**Task goal**
Count the lines below that contain the word "слишком", and give only that number.

┌─ Data

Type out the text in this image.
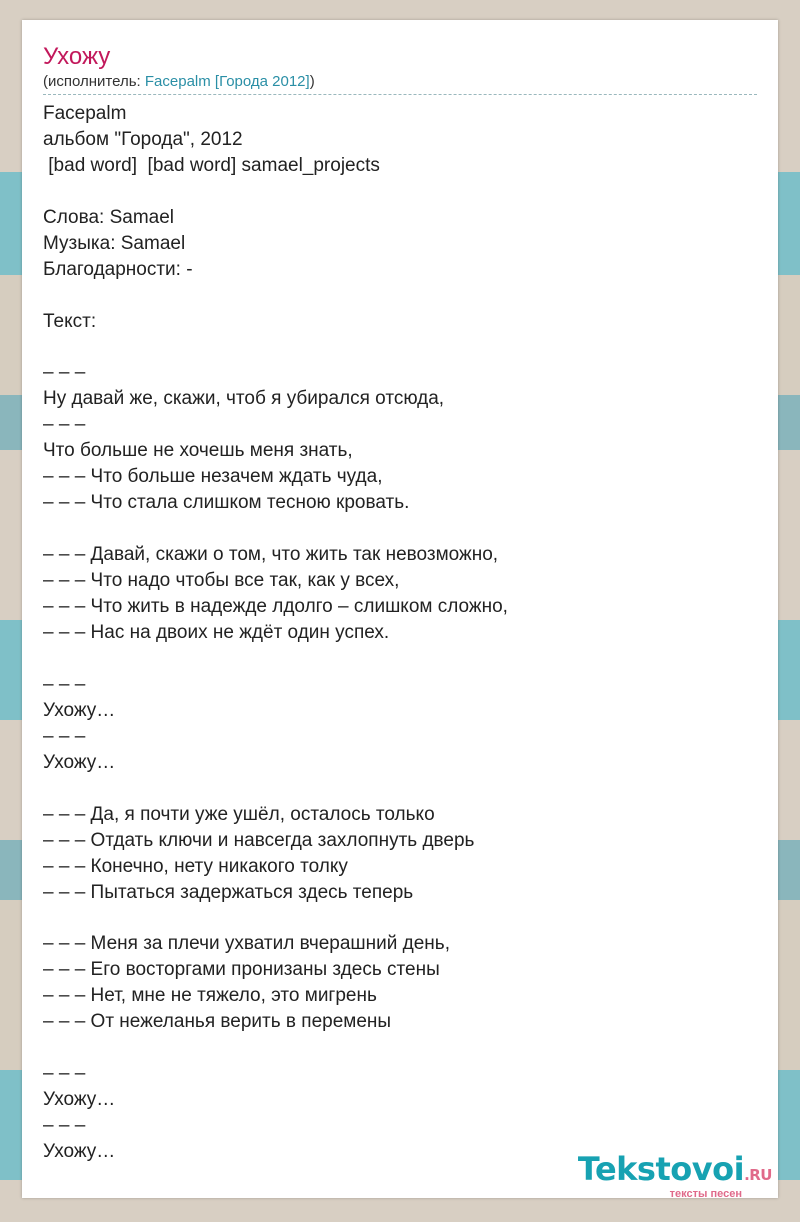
Ухожу
(исполнитель: Facepalm [Города 2012])
Facepalm
альбом "Города", 2012
[bad word]  [bad word] samael_projects
Слова: Samael
Музыка: Samael
Благодарности: -
Текст:
– – –
Ну давай же, скажи, чтоб я убирался отсюда,
– – –
Что больше не хочешь меня знать,
– – – Что больше незачем ждать чуда,
– – – Что стала слишком тесною кровать.
– – – Давай, скажи о том, что жить так невозможно,
– – – Что надо чтобы все так, как у всех,
– – – Что жить в надежде лдолго – слишком сложно,
– – – Нас на двоих не ждёт один успех.
– – –
Ухожу…
– – –
Ухожу…
– – – Да, я почти уже ушёл, осталось только
– – – Отдать ключи и навсегда захлопнуть дверь
– – – Конечно, нету никакого толку
– – – Пытаться задержаться здесь теперь
– – – Меня за плечи ухватил вчерашний день,
– – – Его восторгами пронизаны здесь стены
– – – Нет, мне не тяжело, это мигрень
– – – От нежеланья верить в перемены
– – –
Ухожу…
– – –
Ухожу…	Tekstovoi.RU
тексты песен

└─

**Answer to this task**
2